* WRITTEN TASK *
Retype the records below word for word and omit any image.

* THE DATA *
·····

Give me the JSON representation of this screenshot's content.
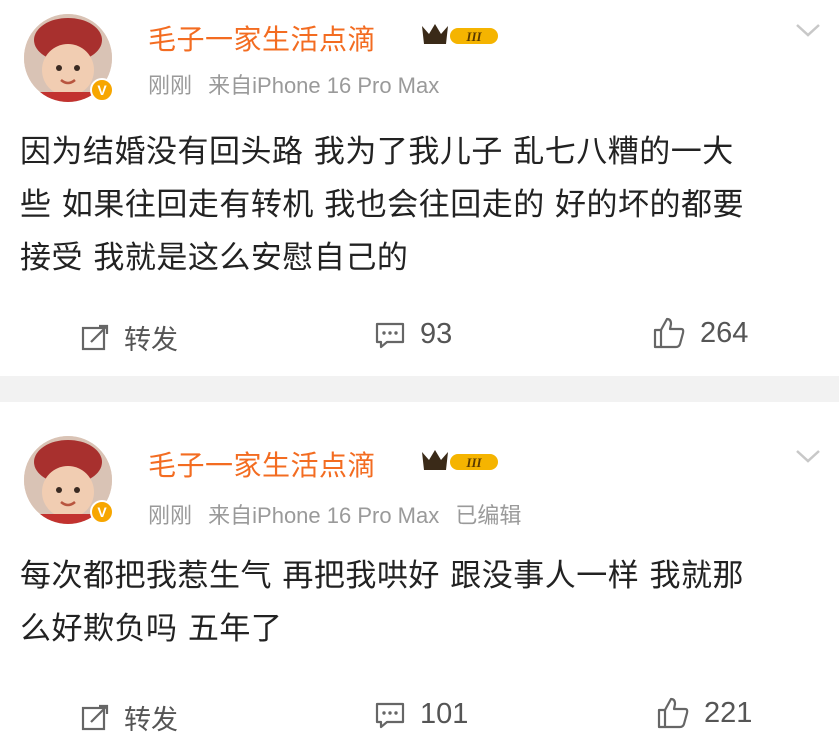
{
  "posts": [
    {
      "username": "毛子一家生活点滴",
      "time": "刚刚",
      "source": "来自iPhone 16 Pro Max",
      "edited": "",
      "content_lines": [
        "因为结婚没有回头路 我为了我儿子 乱七八糟的一大",
        "些 如果往回走有转机 我也会往回走的 好的坏的都要",
        "接受 我就是这么安慰自己的"
      ],
      "repost_label": "转发",
      "comment_count": "93",
      "like_count": "264",
      "icons": {
        "repost": "repost-icon",
        "comment": "comment-icon",
        "like": "like-icon",
        "more": "chevron-down-icon",
        "vip": "crown-badge-icon",
        "verified": "verified-v-icon"
      }
    },
    {
      "username": "毛子一家生活点滴",
      "time": "刚刚",
      "source": "来自iPhone 16 Pro Max",
      "edited": "已编辑",
      "content_lines": [
        "每次都把我惹生气 再把我哄好 跟没事人一样 我就那",
        "么好欺负吗 五年了"
      ],
      "repost_label": "转发",
      "comment_count": "101",
      "like_count": "221",
      "icons": {
        "repost": "repost-icon",
        "comment": "comment-icon",
        "like": "like-icon",
        "more": "chevron-down-icon",
        "vip": "crown-badge-icon",
        "verified": "verified-v-icon"
      }
    }
  ],
  "badge_text": "III",
  "verified_glyph": "V",
  "colors": {
    "username": "#f36c21",
    "meta": "#9a9a9a",
    "text": "#222222",
    "badge": "#f7a600",
    "divider": "#f2f2f2"
  }
}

·····

* RESPONSE TO THIS TASK *
Give me the JSON representation of this screenshot's content.
{
  "posts": [
    {
      "username": "毛子一家生活点滴",
      "time": "刚刚",
      "source": "来自iPhone 16 Pro Max",
      "edited": "",
      "content_lines": [
        "因为结婚没有回头路 我为了我儿子 乱七八糟的一大",
        "些 如果往回走有转机 我也会往回走的 好的坏的都要",
        "接受 我就是这么安慰自己的"
      ],
      "repost_label": "转发",
      "comment_count": "93",
      "like_count": "264",
      "icons": {
        "repost": "repost-icon",
        "comment": "comment-icon",
        "like": "like-icon",
        "more": "chevron-down-icon",
        "vip": "crown-badge-icon",
        "verified": "verified-v-icon"
      }
    },
    {
      "username": "毛子一家生活点滴",
      "time": "刚刚",
      "source": "来自iPhone 16 Pro Max",
      "edited": "已编辑",
      "content_lines": [
        "每次都把我惹生气 再把我哄好 跟没事人一样 我就那",
        "么好欺负吗 五年了"
      ],
      "repost_label": "转发",
      "comment_count": "101",
      "like_count": "221",
      "icons": {
        "repost": "repost-icon",
        "comment": "comment-icon",
        "like": "like-icon",
        "more": "chevron-down-icon",
        "vip": "crown-badge-icon",
        "verified": "verified-v-icon"
      }
    }
  ],
  "badge_text": "III",
  "verified_glyph": "V",
  "colors": {
    "username": "#f36c21",
    "meta": "#9a9a9a",
    "text": "#222222",
    "badge": "#f7a600",
    "divider": "#f2f2f2"
  }
}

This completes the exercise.